Data listing —
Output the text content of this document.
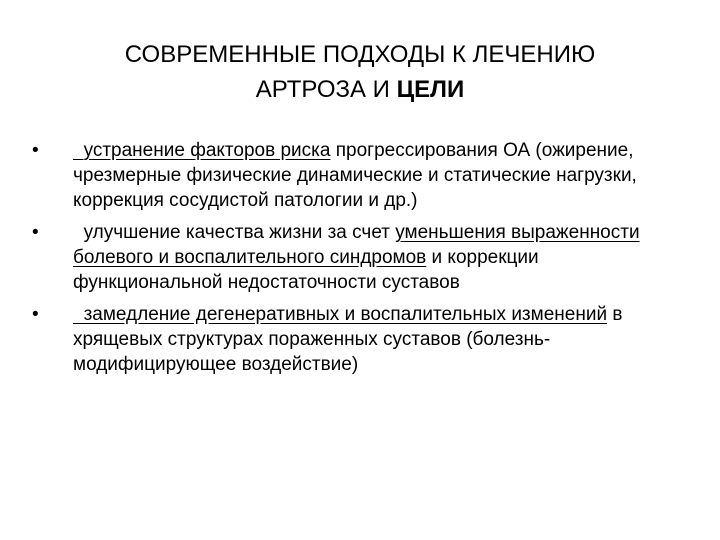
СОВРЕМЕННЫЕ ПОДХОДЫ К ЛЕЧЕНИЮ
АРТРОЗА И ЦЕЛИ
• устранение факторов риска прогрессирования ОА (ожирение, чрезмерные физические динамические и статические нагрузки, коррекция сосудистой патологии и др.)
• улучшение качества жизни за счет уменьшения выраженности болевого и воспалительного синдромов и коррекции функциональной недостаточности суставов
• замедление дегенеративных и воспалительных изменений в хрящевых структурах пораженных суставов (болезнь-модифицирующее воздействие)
==
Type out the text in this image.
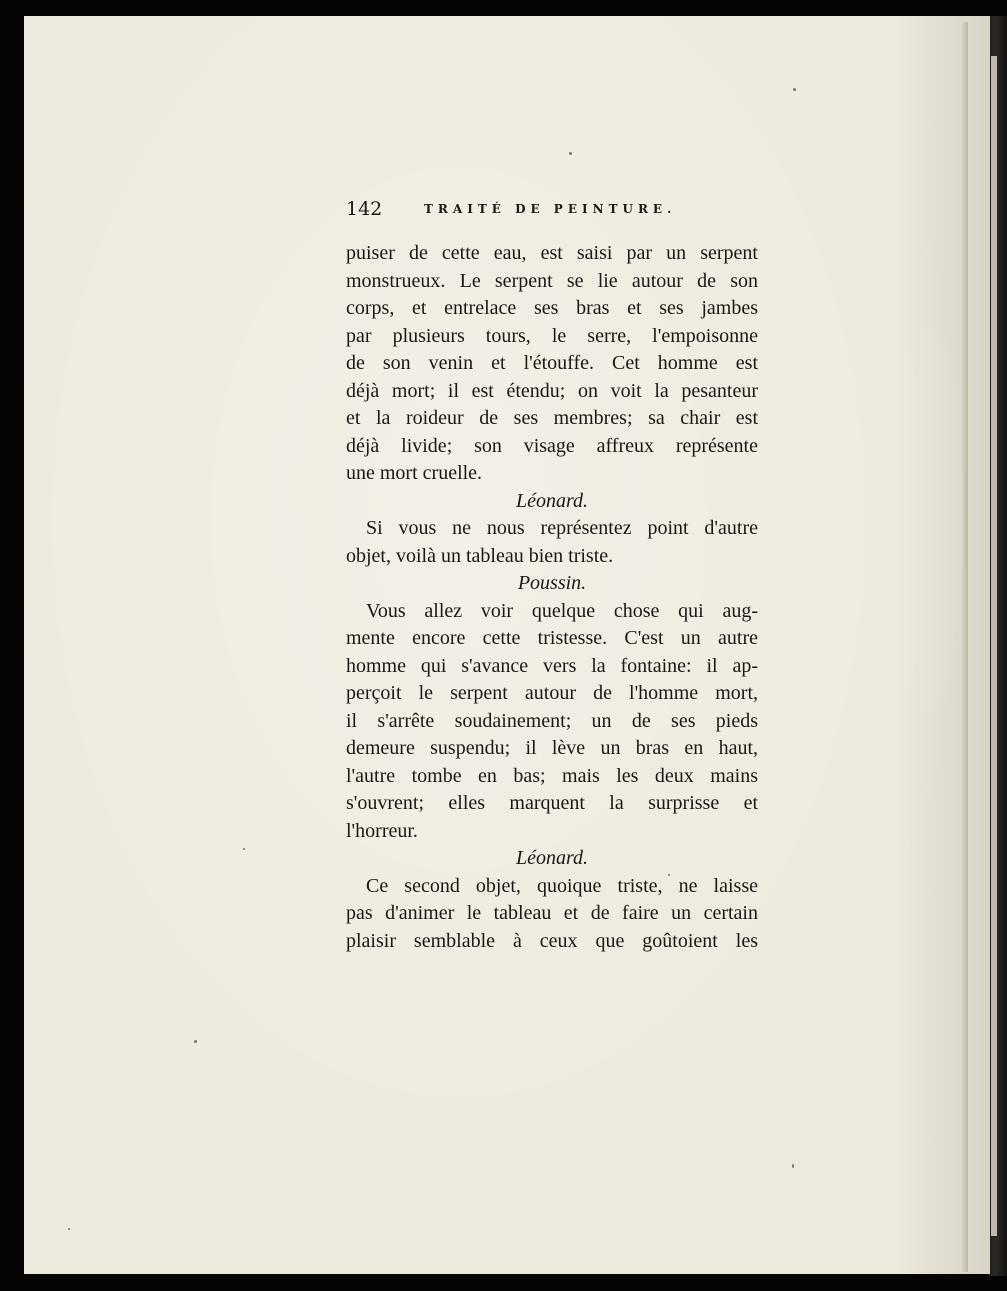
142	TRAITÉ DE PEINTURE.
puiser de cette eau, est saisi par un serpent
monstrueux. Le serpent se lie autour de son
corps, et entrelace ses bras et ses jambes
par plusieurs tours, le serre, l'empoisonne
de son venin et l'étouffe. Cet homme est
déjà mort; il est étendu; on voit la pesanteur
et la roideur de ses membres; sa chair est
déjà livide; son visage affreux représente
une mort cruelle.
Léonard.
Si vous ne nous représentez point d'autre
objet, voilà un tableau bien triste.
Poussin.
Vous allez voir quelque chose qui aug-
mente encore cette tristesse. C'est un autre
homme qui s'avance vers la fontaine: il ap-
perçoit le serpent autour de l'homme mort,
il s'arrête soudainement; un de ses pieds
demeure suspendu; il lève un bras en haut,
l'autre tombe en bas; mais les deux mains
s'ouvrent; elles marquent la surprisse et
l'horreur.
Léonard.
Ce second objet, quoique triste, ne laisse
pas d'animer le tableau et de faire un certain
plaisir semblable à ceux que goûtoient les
--
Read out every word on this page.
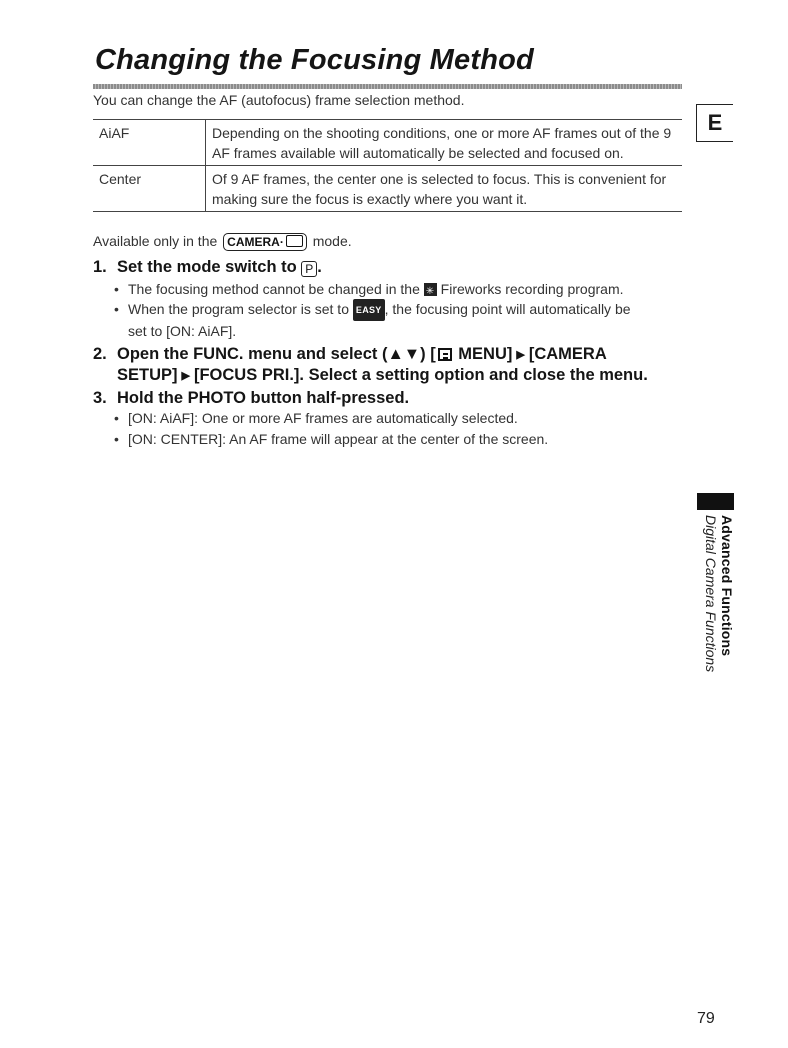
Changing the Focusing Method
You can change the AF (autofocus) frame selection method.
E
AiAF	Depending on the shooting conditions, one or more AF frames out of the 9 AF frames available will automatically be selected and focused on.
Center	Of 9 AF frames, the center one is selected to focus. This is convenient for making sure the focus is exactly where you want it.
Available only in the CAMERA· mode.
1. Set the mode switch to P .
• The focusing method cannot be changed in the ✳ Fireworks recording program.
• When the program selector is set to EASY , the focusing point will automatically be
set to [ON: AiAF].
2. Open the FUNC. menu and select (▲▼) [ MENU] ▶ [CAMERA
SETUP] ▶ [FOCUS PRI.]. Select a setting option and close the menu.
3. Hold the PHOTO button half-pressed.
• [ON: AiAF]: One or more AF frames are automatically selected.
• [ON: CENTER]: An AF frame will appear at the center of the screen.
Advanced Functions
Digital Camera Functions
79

Exercise brief — Report each line of the material above where the word "center" appears.

Result of the task —
Center	Of 9 AF frames, the center one is selected to focus. This is convenient for making sure the focus is exactly where you want it.
• [ON: CENTER]: An AF frame will appear at the center of the screen.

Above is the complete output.